# START OF PASSAGE TO READ

We have pushed our debt forward to our grandchildren since 1971. This is morally repugnant and hardly humane.


Given how heterodox the Austrian school is: what would it even mean to have an Austrian economic system and how would it differ (and some Austrian ideas are part of "mainstream" economics anyway)?


> what would it even mean to have an Austrian economic system and how would it differ

It’s difficult to know exactly, but you would have an unmanaged system. No reserve bank, no stimulus, no regulation, minimum to no restraint on trade depending on how anarchist the Austrian Economist happens to be.


You'd probably need different humans for that - societies tend to put some limits and controls in place.


Why is the government the only entity that can or should provide banking or stimulus?


People could decide privately on banking regulation, but then it's quite close to a meaningless distinction between government and people as both would effectively coerce holdouts.

For stimulus the current sizes are just beyond any other organization. Could perhaps be some distributed system, but then why would it be better than delegation?


> societies tend to put some limits and controls in place.

It’s not just a tendency, societies always have limits and controls in place. The anarcho-capitalist wing of Austrian Economics would propose limits and controls too, but not centrally controlled involuntary limits and controls. There’s no real world government, nations relate to each other in a more or less anarchic manner where the limits and controls are voluntary but the consequences short of war are being sanctioned ie not being traded with. Anarcho-capitalists would probably propose a system like that for individuals. Would that require a different kind of person? Maybe, my own views certainly differ with them.


In that sense, we've always been in an Austrian system, i.e., one in which disaster is always just around the corner.


The last

mother-of-all-recessions where the accumulated debt and unhealthy investment comes crashing down.

that happened in the U.S. was before Keynesian principles were used. It was the use of Keynesian principles that helped FDR win 3 elections.

Im not an economist so anyone with a moderate amount of training will run circles around me in a discussion about economics. So I’ll just say two more things. Your comment about Austrian economics never having been implemented reminds me of leftists who say communism has never been implemented so we can’t say communism doesn’t work. Secondly, before Keynesian economics recessions and depressions occurred much more frequently in the U.S. The data seems to clearly point to at least some level of success of Keynesian economics.


> Secondly, before Keynesian economics recessions and depressions occurred much more frequently in the U.S. The data seems to clearly point to at least some level of success of Keynesian economics.

Having some recessions and depressions are healthy. There needs to be a mechanism to punish people who persist in allocating capital in wealth-destroying ways.

The US has real problems with capital allocation. All the manufacturing capital seemed to be invested and created in Asia and there is a retirement crisis because a generation didn't prepare appropriately for old age. There isn't a way to run a counterfactual, but the US has been on the warpath to protect people from having to recognise that they keep giving their money to charlatans. That means it all gets wasted, instead of just some of it being wasted.


>a generation didn't prepare appropriately for old age

This will have a snowball effect because their children will need to support them and save less for their own retirement, then their children's children and so on.

In all fairness, it's tough for most people to save with massive recessions/depressions with mass layoffs every 10 years and near zero interest rates on savings accounts for 20+ years now. Add to that wage pressure from offshoring and things like NAFTA and 2-3% regular inflation targets.

# END OF PASSAGE TO READ
# START OF DATA LISTING

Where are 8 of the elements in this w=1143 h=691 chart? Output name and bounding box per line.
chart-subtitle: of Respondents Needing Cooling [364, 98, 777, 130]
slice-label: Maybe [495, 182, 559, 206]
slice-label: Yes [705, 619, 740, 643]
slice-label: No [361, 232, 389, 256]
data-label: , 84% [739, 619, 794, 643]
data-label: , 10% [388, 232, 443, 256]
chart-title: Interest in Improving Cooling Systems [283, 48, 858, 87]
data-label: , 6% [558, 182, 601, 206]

# END OF DATA LISTING

[COMPLETE THE FOLLOWING]
**1.** In the discussion of Austrian economics, list the things that the reply beginning "It’s difficult to know exactly" says an unmanaged system would lack or keep to a minimum.
**2.** Extend the discussion of Austrian economics with further comments that follow on from its final post.

[RESULTS IN ORDER]
**1.**
- A reserve bank
- Stimulus
- Regulation
- Restraint on trade (minimum to none, depending on how anarchist the Austrian economist is)

**2.**
Also, the government won't keep social security payments up with inflation and they tax it. Just more ways to keep the people down. If only we spent the $34T we now have in debt since the 80s on something less frivolous.


> There needs to be a mechanism to punish people who persist in allocating capital in wealth-destroying ways.

But the cost of recessions, especially pre-Keynsian ones, falls most heavily on workers?

> but the US has been on the warpath to protect people from having to recognise that they keep giving their money to charlatans

They keep electing them. There's a huge popular demand for charlatans backed up by the charlatan news channel. It's probably going to result in a Liz Truss level financial disaster at some point.


> But the cost of recessions, especially pre-Keynsian ones, falls most heavily on workers?

I dunno, does it? Why do you think that? Who is the cost of bad capital allocation going to fall on? I'm not expecting any millionaires to go hungry or do without in their old age, or lack housing and goods in their youth. The people eating the brunt of it are workers. They can't save money.


> Your comment about Austrian economics never having been implemented reminds me of leftists who say communism has never been implemented so we can’t say communism doesn’t work

Maybe, however the difference being that there are many countries and regions that have claimed to be communist for over a century but none that have claimed to be adhering to Austrian Economics.


Pretty much every country implemented Austrian economics principles before that became a term.


> pretty much every country implemented Austrian economics principles

Looking at history I’m seeing pretty much every country having a government controlled and manipulated currency, mercantilist restraint of trade, guilds and unions with government enforced monopolies fixing prices, central banks, pseudo-governmental corporations, and on and on. Those are all antithetical to Austrian economic principles. Can you point me to the overwhelming historical examples you were referring to?


1870 U.S. is one example. There was restraint of international trade but that trade wasn't much and it didn't have the capacity to be much. A continental sized country at a time when transportation was still limited that used a gold standard satisfies the condition of "implemented Austrian economic principles".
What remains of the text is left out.